### Short problem:
Copy every line of the following data that includes the string "Малая".

[Records from a data source]
:::

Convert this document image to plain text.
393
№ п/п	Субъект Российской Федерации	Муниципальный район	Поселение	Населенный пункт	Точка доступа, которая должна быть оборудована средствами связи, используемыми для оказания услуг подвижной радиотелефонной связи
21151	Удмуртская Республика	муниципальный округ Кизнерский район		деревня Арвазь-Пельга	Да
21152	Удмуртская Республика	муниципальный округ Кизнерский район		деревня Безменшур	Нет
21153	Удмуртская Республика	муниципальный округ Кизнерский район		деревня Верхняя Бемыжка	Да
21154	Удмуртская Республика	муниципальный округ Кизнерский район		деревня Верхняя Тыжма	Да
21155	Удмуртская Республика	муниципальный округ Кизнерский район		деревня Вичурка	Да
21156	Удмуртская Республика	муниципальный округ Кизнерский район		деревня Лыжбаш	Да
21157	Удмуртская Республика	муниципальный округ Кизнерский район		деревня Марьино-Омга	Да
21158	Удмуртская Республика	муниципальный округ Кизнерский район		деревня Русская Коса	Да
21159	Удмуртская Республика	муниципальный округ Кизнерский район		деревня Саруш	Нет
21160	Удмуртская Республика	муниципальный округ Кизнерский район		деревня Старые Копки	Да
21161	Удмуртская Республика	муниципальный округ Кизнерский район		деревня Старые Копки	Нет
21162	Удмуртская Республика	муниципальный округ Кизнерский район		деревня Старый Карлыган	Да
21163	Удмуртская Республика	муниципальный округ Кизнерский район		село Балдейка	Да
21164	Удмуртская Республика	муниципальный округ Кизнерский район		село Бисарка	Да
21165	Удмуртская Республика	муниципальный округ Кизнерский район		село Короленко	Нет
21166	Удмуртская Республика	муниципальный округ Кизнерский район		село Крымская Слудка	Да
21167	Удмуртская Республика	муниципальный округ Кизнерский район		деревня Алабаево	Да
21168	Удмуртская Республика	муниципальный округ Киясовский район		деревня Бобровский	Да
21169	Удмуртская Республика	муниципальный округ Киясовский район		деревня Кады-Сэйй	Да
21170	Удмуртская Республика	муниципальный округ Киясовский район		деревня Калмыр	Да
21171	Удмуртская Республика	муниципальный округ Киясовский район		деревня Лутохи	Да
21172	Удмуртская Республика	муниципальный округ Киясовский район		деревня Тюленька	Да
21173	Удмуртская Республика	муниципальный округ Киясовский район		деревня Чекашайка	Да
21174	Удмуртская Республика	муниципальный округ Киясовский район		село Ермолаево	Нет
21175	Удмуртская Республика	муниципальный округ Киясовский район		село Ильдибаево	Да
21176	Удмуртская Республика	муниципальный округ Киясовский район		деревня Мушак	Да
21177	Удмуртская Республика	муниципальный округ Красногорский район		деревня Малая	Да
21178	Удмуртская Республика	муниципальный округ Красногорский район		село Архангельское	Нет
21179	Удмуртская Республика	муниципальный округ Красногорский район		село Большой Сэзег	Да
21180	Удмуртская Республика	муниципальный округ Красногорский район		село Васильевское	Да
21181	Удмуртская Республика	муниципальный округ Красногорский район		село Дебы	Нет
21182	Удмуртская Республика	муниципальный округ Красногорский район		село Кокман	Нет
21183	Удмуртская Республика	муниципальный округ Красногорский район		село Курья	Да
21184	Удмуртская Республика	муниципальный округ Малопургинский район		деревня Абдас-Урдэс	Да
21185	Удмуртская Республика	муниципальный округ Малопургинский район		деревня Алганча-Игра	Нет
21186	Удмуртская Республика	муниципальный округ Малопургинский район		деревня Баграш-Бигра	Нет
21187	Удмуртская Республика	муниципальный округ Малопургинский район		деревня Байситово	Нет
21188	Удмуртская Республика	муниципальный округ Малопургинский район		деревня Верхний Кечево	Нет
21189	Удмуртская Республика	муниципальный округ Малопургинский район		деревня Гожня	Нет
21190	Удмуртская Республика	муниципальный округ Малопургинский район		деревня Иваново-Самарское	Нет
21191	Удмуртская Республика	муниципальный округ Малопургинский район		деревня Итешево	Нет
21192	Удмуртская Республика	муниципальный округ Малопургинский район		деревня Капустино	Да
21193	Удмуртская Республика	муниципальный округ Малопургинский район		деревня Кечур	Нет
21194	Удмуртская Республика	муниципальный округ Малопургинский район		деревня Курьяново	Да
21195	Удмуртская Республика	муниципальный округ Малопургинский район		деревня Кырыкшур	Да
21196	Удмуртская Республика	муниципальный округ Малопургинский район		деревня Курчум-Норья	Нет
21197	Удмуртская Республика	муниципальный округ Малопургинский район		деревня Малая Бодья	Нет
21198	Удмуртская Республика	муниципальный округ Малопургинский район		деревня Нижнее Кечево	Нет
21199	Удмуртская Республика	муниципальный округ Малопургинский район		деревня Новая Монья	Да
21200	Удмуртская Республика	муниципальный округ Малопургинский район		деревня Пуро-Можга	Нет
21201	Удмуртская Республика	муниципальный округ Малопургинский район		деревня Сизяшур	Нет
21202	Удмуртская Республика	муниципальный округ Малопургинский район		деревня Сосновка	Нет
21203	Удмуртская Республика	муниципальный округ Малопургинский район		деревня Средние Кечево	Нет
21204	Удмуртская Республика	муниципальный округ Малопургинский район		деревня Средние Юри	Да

:::

### Task solution:
21177	Удмуртская Республика	муниципальный округ Красногорский район		деревня Малая	Да
21197	Удмуртская Республика	муниципальный округ Малопургинский район		деревня Малая Бодья	Нет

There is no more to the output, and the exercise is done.